Problem description:
Each line that contains the string "this" counts once; report how many such lines appear in the data, as a number only.

┏━━

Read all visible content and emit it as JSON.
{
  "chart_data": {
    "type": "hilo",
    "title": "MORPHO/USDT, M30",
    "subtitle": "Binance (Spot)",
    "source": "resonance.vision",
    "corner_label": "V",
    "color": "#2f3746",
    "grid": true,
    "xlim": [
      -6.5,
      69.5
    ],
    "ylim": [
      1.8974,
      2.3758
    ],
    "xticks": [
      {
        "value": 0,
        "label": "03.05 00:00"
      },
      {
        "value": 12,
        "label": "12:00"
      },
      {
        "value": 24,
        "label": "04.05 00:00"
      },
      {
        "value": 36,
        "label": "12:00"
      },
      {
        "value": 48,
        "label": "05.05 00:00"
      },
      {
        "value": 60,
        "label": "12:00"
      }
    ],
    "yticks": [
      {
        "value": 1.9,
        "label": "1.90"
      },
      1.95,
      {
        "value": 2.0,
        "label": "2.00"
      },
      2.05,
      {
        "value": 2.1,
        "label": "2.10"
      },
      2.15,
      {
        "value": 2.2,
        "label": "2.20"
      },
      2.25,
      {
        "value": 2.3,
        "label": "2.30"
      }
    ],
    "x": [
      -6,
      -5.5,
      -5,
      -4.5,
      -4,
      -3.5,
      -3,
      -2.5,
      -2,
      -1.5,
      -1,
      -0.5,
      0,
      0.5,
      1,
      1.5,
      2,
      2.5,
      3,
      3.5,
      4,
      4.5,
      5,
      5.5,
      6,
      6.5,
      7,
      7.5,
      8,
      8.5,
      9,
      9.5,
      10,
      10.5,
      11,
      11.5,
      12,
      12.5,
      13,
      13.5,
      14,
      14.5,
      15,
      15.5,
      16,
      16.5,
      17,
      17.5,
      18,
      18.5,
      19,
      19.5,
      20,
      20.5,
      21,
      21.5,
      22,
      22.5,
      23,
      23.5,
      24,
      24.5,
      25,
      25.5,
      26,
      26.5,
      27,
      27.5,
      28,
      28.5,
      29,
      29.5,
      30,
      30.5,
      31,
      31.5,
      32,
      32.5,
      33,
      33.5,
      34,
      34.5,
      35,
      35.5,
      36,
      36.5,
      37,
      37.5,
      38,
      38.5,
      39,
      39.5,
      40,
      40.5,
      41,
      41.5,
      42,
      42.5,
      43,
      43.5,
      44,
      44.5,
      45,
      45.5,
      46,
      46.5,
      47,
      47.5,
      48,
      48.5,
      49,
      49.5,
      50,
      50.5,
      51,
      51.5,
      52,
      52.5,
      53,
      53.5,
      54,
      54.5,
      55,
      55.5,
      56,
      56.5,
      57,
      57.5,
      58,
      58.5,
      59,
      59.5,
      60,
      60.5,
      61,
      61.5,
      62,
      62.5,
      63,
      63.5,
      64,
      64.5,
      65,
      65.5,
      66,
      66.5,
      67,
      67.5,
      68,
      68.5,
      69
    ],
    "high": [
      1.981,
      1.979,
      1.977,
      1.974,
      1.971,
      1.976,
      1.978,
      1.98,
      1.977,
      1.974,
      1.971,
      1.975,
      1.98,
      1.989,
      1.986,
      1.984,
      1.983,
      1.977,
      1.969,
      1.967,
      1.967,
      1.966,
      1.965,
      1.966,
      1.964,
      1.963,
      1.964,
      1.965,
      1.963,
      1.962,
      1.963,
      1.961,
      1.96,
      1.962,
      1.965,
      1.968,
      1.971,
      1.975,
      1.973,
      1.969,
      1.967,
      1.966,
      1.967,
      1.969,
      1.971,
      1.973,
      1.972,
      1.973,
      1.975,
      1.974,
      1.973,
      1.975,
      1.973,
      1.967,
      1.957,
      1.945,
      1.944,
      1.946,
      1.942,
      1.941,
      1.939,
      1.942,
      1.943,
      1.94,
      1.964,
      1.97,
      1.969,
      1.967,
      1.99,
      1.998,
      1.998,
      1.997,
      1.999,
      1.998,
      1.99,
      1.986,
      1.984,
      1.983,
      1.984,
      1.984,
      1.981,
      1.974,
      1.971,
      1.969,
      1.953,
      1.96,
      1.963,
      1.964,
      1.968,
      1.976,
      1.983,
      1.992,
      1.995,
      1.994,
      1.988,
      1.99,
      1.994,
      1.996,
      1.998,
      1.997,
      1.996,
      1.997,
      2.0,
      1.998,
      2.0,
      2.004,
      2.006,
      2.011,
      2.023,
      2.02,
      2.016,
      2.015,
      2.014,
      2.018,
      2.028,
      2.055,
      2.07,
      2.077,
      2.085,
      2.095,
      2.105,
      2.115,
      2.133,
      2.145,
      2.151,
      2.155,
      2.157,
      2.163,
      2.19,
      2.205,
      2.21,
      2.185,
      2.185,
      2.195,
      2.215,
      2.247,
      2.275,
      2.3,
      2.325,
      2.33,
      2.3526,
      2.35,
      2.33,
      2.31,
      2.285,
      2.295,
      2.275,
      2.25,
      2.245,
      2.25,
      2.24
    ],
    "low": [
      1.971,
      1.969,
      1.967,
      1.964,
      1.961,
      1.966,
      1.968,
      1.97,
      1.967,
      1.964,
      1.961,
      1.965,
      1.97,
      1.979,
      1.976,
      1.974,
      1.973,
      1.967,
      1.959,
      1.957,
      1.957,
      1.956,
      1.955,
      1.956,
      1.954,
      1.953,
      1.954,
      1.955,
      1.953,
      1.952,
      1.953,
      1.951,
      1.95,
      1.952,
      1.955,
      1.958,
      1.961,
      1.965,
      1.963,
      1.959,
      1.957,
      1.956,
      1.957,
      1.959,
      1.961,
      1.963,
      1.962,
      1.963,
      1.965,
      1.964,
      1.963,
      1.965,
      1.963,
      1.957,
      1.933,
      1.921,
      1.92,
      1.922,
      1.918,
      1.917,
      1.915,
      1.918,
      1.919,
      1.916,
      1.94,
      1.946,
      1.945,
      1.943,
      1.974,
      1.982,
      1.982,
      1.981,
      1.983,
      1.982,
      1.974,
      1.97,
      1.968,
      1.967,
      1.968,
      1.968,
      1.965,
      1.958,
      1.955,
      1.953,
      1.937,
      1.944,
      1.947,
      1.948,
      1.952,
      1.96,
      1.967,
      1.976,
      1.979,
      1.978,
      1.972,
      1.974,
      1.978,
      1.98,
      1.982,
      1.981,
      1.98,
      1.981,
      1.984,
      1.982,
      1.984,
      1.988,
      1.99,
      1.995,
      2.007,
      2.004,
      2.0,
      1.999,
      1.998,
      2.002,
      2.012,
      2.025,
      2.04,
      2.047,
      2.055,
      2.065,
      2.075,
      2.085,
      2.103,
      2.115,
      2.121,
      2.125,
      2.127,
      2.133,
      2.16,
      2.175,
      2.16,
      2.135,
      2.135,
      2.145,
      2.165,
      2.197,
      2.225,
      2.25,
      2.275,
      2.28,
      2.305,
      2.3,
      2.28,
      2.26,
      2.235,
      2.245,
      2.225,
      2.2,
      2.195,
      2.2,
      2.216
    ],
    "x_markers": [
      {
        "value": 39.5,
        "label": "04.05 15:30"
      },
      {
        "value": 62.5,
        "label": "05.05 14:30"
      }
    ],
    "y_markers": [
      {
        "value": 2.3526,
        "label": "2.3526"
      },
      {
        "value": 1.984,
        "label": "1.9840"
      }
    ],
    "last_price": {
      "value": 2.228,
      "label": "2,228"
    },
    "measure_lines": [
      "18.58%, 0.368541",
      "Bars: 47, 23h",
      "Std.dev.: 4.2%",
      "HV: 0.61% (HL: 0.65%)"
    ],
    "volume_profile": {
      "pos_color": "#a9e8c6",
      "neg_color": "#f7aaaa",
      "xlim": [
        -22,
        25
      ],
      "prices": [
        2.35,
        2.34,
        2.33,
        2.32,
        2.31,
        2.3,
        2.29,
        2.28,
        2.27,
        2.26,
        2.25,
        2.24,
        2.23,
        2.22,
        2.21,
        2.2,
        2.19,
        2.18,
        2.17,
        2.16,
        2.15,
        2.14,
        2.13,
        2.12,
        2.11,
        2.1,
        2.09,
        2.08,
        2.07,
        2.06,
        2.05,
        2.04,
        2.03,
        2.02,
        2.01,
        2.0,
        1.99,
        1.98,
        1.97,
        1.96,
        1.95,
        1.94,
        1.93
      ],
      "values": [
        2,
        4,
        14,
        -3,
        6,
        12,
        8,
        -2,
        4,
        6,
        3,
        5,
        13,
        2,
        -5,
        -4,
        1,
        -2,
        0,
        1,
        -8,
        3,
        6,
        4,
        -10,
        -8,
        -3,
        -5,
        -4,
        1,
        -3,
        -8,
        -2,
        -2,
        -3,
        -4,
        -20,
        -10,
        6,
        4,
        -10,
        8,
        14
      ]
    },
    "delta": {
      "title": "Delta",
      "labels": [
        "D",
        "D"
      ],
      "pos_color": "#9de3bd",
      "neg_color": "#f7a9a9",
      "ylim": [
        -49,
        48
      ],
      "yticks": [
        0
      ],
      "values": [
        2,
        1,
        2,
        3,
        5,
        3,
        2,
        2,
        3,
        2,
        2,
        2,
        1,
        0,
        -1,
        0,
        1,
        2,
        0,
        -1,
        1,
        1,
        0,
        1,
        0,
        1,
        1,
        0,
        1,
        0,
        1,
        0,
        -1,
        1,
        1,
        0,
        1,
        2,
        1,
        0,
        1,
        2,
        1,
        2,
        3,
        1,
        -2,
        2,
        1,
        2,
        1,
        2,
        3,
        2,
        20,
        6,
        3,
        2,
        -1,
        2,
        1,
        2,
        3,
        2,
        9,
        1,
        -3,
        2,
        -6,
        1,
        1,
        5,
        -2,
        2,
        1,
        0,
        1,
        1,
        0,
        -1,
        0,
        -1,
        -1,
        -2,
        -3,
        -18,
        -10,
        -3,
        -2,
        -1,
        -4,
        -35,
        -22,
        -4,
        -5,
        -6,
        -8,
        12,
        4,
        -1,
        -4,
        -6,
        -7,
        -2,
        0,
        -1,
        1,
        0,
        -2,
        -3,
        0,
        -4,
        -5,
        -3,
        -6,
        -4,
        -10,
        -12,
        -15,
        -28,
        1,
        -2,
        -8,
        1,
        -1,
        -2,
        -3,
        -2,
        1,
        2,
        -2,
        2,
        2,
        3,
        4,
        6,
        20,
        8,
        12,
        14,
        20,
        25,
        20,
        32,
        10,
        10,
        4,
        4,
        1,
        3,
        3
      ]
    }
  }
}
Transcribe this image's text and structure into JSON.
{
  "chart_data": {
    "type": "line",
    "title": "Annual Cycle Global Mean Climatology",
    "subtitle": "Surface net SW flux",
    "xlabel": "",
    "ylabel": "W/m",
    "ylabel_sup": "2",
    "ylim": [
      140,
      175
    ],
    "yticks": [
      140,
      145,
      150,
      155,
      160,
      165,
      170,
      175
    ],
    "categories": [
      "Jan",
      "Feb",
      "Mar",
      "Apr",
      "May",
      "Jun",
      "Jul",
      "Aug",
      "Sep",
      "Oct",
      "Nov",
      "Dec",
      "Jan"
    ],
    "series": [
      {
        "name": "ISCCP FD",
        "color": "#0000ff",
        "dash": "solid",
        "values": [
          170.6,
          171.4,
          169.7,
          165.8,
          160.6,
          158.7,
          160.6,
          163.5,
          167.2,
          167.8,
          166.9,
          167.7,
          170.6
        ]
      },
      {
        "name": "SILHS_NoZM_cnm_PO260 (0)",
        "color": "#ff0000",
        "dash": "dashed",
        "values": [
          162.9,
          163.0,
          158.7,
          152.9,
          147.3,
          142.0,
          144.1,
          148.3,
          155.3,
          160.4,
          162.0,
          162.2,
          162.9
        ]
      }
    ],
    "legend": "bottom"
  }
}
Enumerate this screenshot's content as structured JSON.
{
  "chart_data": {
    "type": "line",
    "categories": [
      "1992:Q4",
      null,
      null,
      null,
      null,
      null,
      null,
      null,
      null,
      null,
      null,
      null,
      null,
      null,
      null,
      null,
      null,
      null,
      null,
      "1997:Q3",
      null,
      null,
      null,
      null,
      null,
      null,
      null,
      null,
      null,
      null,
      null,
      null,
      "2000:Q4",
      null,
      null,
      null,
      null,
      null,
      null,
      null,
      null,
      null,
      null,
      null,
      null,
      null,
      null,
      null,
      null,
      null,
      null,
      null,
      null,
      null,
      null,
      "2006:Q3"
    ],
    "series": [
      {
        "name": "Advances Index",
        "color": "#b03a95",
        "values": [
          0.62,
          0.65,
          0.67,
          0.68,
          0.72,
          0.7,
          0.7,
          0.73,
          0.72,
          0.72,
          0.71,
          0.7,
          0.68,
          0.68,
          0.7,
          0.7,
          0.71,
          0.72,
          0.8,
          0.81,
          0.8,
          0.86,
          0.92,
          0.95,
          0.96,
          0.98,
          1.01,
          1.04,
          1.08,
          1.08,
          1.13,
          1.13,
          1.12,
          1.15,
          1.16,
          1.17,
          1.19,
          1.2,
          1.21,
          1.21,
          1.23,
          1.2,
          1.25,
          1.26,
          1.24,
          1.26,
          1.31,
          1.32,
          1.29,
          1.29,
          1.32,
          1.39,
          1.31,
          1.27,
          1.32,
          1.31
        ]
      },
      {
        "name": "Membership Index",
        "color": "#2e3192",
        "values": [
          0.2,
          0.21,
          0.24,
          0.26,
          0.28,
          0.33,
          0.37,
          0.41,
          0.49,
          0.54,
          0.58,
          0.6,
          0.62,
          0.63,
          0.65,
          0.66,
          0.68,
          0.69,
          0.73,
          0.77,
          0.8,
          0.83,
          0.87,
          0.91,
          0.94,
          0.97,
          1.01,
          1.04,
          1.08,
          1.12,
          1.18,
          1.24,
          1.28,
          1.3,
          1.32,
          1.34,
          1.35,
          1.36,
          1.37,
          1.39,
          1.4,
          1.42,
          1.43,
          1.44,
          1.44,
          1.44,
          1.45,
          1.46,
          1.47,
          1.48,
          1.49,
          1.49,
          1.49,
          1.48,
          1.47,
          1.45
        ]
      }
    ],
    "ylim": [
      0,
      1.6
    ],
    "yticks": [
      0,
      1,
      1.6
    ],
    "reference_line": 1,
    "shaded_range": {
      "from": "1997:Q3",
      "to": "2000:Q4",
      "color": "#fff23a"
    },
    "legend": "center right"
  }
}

┗━━

Written response:
2